- _Task prompt_
Count the rows below that contain the string "phase", matching case exactly, and reply with the number alone.
▬▬▬▬▬▬▬▬▬▬
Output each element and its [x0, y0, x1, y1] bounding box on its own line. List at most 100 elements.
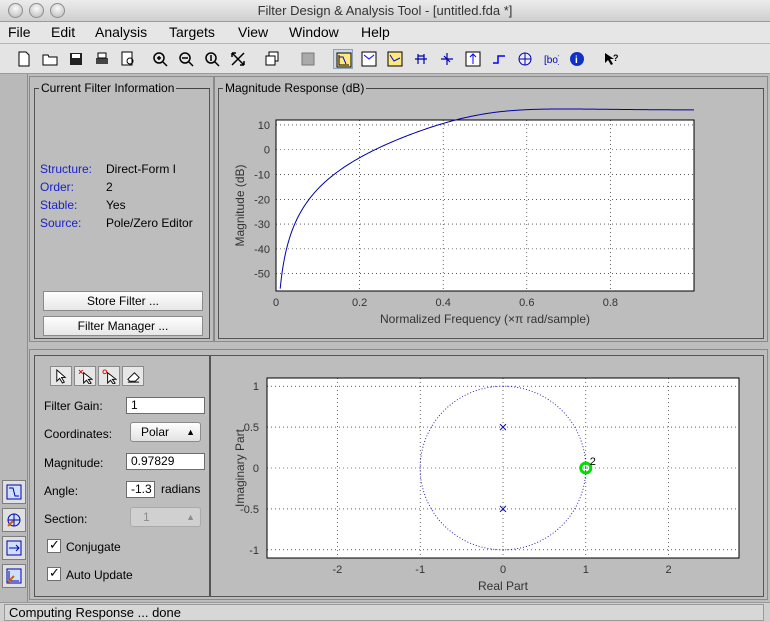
step-response-icon	[493, 55, 505, 64]
print-preview-button[interactable]	[118, 49, 138, 69]
eraser-tool-button[interactable]	[122, 366, 144, 386]
magnitude-response-panel: Magnitude Response (dB)	[218, 81, 764, 339]
pz-y-tick-label: -0.5	[240, 504, 259, 516]
full-view-icon	[231, 52, 245, 66]
section-label: Section:	[44, 512, 88, 526]
design-filter-icon	[6, 484, 22, 500]
open-file-button[interactable]	[40, 49, 60, 69]
menu-view[interactable]: View	[238, 24, 269, 40]
add-pole-icon	[78, 369, 93, 384]
add-pole-tool-button[interactable]	[74, 366, 96, 386]
pz-x-tick-label: -1	[415, 564, 425, 576]
minimize-window-button[interactable]	[29, 3, 44, 18]
magnitude-x-axis-label: Normalized Frequency (×π rad/sample)	[380, 312, 590, 326]
import-filter-mode-button[interactable]	[2, 564, 26, 588]
magnitude-x-tick-label: 0	[273, 297, 279, 309]
phase-delay-button[interactable]	[437, 49, 457, 69]
pole-zero-plot-button[interactable]	[515, 49, 535, 69]
magnitude-y-tick-label: -30	[254, 219, 270, 231]
source-label: Source:	[40, 216, 82, 230]
zoom-x-icon	[179, 52, 194, 67]
magnitude-response-button[interactable]	[333, 49, 353, 69]
conjugate-checkbox[interactable]	[47, 537, 61, 553]
filter-information-icon: i	[570, 52, 584, 66]
order-label: Order:	[40, 180, 75, 194]
arrow-pointer-icon	[56, 369, 67, 384]
pz-x-tick-label: 2	[666, 564, 672, 576]
section-arrows-icon: ▲	[186, 512, 195, 522]
magnitude-phase-button[interactable]	[385, 49, 405, 69]
filter-information-button[interactable]: i	[567, 49, 587, 69]
menu-edit[interactable]: Edit	[51, 24, 76, 40]
menu-window[interactable]: Window	[289, 24, 339, 40]
structure-label: Structure:	[40, 162, 93, 176]
up-down-arrows-icon: ▲	[186, 427, 195, 437]
save-button[interactable]	[66, 49, 86, 69]
magnitude-response-line	[279, 108, 694, 289]
store-filter-button[interactable]: Store Filter ...	[43, 291, 203, 311]
menu-analysis[interactable]: Analysis	[95, 24, 148, 40]
status-bar: Computing Response ... done	[0, 602, 770, 622]
magnitude-y-tick-label: 10	[258, 120, 270, 132]
save-icon	[70, 53, 82, 65]
pz-y-tick-label: -1	[249, 545, 259, 557]
status-text: Computing Response ... done	[4, 604, 764, 621]
magnitude-response-chart[interactable]: 0 0.2 0.4 0.6 0.8 10 0 -10 -20 -30 -40 -50 Normalize…	[218, 100, 764, 338]
pole-marker	[499, 423, 507, 431]
group-delay-button[interactable]	[411, 49, 431, 69]
print-button[interactable]	[92, 49, 112, 69]
transform-filter-mode-button[interactable]	[2, 536, 26, 560]
zoom-y-button[interactable]	[202, 49, 222, 69]
magnitude-response-icon	[336, 52, 352, 68]
auto-update-checkbox[interactable]	[47, 565, 61, 581]
angle-input[interactable]: -1.3	[126, 481, 155, 498]
filter-gain-input[interactable]: 1	[126, 397, 205, 414]
menu-bar: File Edit Analysis Targets View Window H…	[0, 22, 770, 44]
svg-text:[bo]: [bo]	[544, 55, 559, 66]
transform-filter-icon	[6, 540, 22, 556]
full-view-button[interactable]	[228, 49, 248, 69]
zoom-in-button[interactable]	[150, 49, 170, 69]
current-filter-info-panel: Current Filter Information	[34, 81, 210, 339]
close-window-button[interactable]	[8, 3, 23, 18]
impulse-response-button[interactable]	[463, 49, 483, 69]
zero-multiplicity-label: 2	[590, 456, 596, 468]
pz-x-axis-label: Real Part	[478, 579, 529, 593]
filter-manager-button[interactable]: Filter Manager ...	[43, 316, 203, 336]
new-file-button[interactable]	[14, 49, 34, 69]
pz-x-tick-label: -2	[332, 564, 342, 576]
filter-coefficients-icon: [bo]	[544, 55, 559, 66]
select-tool-button[interactable]	[50, 366, 72, 386]
pole-zero-plot[interactable]: -2 -1 0 1 2 1 0.5 0 -0.5 -1 2 Real Part Imaginary Pa…	[210, 355, 764, 597]
design-mode-sidebar	[0, 74, 28, 602]
menu-help[interactable]: Help	[361, 24, 390, 40]
menu-file[interactable]: File	[8, 24, 31, 40]
step-response-button[interactable]	[489, 49, 509, 69]
coordinates-dropdown[interactable]: Polar ▲	[130, 422, 201, 442]
pole-zero-editor-mode-button[interactable]	[2, 508, 26, 532]
add-zero-tool-button[interactable]	[98, 366, 120, 386]
coordinates-label: Coordinates:	[44, 427, 113, 441]
send-to-figure-button[interactable]	[298, 49, 318, 69]
phase-response-button[interactable]	[359, 49, 379, 69]
zoom-window-button[interactable]	[50, 3, 65, 18]
coordinates-value: Polar	[141, 425, 170, 439]
filter-coefficients-button[interactable]: [bo]	[541, 49, 561, 69]
import-filter-icon	[6, 568, 22, 584]
new-figure-button[interactable]	[262, 49, 282, 69]
title-bar: Filter Design & Analysis Tool - [untitle…	[0, 0, 770, 22]
window-title: Filter Design & Analysis Tool - [untitle…	[257, 3, 513, 18]
stable-label: Stable:	[40, 198, 78, 212]
magnitude-y-tick-label: 0	[264, 145, 270, 157]
whats-this-help-button[interactable]: ?	[601, 49, 621, 69]
toolbar: [bo] i ?	[0, 44, 770, 74]
magnitude-phase-icon	[387, 51, 403, 67]
add-zero-icon	[102, 369, 117, 384]
zoom-x-button[interactable]	[176, 49, 196, 69]
section-dropdown[interactable]: 1 ▲	[130, 507, 201, 527]
menu-targets[interactable]: Targets	[169, 24, 215, 40]
magnitude-input[interactable]: 0.97829	[126, 453, 205, 470]
design-filter-mode-button[interactable]	[2, 480, 26, 504]
angle-unit-label: radians	[161, 482, 201, 496]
▬▬▬▬▬▬▬▬▬▬
- _The solution_
4